## Goal
Scan the entries and tally the lines that include the string "title". Reply with the figure alone.

-*-*-

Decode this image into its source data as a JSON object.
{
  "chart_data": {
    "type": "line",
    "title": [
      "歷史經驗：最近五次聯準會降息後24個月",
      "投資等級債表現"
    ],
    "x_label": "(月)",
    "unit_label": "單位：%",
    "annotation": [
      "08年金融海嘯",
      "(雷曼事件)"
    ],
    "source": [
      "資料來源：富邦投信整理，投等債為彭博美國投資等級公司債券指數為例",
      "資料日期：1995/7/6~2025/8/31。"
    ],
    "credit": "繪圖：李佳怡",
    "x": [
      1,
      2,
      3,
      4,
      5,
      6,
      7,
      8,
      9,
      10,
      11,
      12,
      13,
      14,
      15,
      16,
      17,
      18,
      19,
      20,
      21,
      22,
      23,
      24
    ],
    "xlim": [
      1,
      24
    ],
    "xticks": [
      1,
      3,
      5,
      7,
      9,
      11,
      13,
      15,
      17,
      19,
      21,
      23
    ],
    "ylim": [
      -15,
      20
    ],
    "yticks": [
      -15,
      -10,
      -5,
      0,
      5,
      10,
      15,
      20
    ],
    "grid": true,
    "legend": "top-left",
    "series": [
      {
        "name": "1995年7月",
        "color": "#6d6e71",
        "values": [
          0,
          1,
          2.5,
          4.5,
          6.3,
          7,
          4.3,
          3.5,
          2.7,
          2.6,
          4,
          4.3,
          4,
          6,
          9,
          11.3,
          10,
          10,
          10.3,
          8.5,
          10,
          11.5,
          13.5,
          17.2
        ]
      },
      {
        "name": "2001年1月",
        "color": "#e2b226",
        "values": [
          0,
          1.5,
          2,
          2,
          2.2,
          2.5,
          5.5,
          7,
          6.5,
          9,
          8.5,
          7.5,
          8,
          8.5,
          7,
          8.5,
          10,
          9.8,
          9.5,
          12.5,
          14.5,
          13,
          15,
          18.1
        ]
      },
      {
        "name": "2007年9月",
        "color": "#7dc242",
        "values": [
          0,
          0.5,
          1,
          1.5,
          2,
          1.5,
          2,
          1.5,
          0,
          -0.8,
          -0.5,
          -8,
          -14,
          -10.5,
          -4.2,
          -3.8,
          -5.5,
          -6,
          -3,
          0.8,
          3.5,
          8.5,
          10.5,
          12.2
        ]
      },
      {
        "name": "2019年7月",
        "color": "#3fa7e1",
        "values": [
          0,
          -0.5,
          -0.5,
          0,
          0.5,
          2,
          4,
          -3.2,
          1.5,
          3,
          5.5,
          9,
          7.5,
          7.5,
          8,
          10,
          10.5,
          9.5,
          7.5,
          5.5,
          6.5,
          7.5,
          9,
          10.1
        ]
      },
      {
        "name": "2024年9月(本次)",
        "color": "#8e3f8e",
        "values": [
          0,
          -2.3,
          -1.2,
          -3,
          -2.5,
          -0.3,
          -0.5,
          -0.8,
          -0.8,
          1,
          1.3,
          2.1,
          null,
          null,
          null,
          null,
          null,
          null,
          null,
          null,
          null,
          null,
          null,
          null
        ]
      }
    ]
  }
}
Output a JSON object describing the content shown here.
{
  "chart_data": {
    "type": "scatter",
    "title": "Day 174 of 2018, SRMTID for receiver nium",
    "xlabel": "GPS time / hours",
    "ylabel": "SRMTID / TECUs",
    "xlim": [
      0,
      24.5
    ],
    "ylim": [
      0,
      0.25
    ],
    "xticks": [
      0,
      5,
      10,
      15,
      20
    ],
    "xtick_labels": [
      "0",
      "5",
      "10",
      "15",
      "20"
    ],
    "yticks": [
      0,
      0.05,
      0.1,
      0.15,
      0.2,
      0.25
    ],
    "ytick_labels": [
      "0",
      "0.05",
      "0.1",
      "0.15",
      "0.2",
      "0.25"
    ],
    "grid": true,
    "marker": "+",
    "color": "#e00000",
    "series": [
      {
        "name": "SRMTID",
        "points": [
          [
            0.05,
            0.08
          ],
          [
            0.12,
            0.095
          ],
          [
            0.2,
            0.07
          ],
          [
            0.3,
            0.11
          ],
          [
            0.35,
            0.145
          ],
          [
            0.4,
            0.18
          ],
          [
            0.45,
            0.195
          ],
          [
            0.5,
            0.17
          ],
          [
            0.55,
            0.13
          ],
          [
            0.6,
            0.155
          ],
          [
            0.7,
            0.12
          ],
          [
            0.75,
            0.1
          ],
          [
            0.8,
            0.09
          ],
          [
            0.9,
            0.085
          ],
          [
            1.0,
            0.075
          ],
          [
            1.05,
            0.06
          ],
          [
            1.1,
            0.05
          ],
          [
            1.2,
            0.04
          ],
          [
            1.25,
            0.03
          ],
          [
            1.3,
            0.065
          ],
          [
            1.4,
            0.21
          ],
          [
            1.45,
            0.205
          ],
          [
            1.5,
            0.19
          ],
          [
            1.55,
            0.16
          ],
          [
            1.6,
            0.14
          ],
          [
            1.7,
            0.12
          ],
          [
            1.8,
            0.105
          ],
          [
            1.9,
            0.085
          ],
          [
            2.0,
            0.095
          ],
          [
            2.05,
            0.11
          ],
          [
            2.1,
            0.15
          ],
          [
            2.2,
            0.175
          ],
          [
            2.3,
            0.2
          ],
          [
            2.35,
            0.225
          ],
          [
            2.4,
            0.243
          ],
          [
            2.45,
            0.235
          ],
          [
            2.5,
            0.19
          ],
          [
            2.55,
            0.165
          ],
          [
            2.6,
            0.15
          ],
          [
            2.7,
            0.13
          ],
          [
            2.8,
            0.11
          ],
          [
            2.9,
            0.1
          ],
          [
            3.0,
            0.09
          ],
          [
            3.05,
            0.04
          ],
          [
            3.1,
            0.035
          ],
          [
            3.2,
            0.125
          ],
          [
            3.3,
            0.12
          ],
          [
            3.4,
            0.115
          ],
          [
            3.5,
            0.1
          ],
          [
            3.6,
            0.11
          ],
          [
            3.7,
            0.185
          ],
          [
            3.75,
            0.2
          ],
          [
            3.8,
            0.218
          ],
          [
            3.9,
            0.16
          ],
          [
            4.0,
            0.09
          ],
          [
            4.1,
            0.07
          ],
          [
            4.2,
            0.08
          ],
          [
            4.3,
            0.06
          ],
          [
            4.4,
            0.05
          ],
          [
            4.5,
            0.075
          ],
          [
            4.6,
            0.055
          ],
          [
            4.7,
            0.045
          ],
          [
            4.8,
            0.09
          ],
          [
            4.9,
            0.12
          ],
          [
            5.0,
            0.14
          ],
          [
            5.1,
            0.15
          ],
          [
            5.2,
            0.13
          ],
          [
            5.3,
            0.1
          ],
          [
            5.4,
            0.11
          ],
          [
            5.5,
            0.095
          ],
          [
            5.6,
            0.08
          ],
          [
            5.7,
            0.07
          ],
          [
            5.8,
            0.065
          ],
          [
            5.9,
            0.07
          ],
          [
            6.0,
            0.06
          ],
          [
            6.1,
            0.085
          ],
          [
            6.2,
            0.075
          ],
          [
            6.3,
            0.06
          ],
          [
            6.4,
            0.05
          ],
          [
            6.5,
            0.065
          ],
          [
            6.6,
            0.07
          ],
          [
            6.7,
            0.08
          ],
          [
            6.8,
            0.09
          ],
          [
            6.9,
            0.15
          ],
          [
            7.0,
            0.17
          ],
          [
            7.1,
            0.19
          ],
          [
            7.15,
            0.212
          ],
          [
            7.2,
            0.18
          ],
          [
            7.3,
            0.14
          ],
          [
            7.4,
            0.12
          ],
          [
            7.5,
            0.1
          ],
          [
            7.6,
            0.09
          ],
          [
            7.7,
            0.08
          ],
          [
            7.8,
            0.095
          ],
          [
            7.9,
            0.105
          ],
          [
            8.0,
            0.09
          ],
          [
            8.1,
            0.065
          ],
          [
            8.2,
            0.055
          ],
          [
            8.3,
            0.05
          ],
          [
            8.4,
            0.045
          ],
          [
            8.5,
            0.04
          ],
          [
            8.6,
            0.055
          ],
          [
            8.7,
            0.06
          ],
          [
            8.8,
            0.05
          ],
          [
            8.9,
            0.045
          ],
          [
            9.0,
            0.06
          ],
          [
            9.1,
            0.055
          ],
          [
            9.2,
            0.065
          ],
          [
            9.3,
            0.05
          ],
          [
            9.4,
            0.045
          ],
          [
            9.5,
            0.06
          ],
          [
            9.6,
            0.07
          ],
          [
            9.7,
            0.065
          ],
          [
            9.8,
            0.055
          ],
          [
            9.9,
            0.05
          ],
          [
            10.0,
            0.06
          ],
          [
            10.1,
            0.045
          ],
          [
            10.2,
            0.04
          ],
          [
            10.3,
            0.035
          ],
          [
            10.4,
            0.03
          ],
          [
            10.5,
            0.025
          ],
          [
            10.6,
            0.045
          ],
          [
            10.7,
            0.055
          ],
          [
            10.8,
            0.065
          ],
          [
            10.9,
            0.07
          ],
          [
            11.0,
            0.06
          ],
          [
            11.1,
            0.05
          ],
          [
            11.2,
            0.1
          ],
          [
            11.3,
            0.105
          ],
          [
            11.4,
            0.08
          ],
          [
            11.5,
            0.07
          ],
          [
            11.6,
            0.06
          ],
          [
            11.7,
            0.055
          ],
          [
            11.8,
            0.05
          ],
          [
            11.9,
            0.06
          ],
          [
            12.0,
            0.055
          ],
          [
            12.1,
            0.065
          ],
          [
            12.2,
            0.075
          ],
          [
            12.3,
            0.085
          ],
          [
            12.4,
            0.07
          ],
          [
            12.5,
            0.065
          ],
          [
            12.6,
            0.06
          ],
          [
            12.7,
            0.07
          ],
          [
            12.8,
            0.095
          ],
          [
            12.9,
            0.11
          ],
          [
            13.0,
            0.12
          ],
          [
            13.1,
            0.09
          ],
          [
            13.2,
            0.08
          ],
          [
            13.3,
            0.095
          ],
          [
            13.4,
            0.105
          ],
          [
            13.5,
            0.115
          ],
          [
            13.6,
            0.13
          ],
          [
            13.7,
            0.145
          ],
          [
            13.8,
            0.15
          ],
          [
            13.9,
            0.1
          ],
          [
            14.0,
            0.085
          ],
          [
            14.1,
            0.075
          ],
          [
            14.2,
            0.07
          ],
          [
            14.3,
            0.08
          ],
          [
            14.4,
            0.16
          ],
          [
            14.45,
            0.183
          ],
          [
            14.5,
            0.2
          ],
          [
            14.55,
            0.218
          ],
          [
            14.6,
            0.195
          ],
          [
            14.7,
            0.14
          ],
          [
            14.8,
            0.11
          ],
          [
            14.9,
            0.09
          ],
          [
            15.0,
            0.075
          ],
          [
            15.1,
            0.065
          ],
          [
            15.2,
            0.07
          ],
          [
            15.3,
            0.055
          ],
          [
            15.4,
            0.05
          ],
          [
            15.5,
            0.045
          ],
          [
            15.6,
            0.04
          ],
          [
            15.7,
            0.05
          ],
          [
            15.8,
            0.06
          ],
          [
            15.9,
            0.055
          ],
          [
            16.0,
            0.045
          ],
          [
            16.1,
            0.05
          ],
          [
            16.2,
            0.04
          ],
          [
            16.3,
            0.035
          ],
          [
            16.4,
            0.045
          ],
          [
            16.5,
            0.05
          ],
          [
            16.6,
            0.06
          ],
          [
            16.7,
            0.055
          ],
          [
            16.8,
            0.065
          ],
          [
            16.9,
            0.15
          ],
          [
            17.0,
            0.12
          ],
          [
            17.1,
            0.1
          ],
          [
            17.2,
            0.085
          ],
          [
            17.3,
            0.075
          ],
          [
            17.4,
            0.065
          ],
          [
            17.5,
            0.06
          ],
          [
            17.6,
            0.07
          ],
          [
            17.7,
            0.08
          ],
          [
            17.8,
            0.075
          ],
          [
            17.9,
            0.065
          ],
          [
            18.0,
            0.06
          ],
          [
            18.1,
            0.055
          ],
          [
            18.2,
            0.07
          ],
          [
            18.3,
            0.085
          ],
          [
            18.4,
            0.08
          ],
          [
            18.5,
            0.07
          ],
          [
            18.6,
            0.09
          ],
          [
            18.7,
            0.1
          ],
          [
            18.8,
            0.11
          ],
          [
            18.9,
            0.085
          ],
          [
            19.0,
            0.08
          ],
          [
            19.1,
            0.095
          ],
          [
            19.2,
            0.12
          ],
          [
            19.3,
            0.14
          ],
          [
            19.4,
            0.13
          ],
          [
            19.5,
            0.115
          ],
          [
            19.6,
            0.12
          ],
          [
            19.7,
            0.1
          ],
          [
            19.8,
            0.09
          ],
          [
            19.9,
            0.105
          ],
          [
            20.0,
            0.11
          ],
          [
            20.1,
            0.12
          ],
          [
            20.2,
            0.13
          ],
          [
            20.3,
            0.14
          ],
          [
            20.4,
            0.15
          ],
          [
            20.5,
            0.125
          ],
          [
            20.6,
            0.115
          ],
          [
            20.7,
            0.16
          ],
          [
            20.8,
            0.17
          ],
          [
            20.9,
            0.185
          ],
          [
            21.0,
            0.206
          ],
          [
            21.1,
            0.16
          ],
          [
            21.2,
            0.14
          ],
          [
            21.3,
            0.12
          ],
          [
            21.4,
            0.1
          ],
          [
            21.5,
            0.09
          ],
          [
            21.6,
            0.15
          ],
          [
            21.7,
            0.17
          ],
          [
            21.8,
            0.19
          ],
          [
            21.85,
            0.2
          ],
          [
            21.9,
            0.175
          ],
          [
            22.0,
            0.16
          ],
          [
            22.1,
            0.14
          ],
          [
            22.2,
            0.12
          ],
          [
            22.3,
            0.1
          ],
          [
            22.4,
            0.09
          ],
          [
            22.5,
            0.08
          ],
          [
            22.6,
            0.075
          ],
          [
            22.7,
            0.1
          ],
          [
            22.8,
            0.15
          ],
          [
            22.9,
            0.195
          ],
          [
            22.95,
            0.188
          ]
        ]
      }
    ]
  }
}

-*-*-

## Complete output
2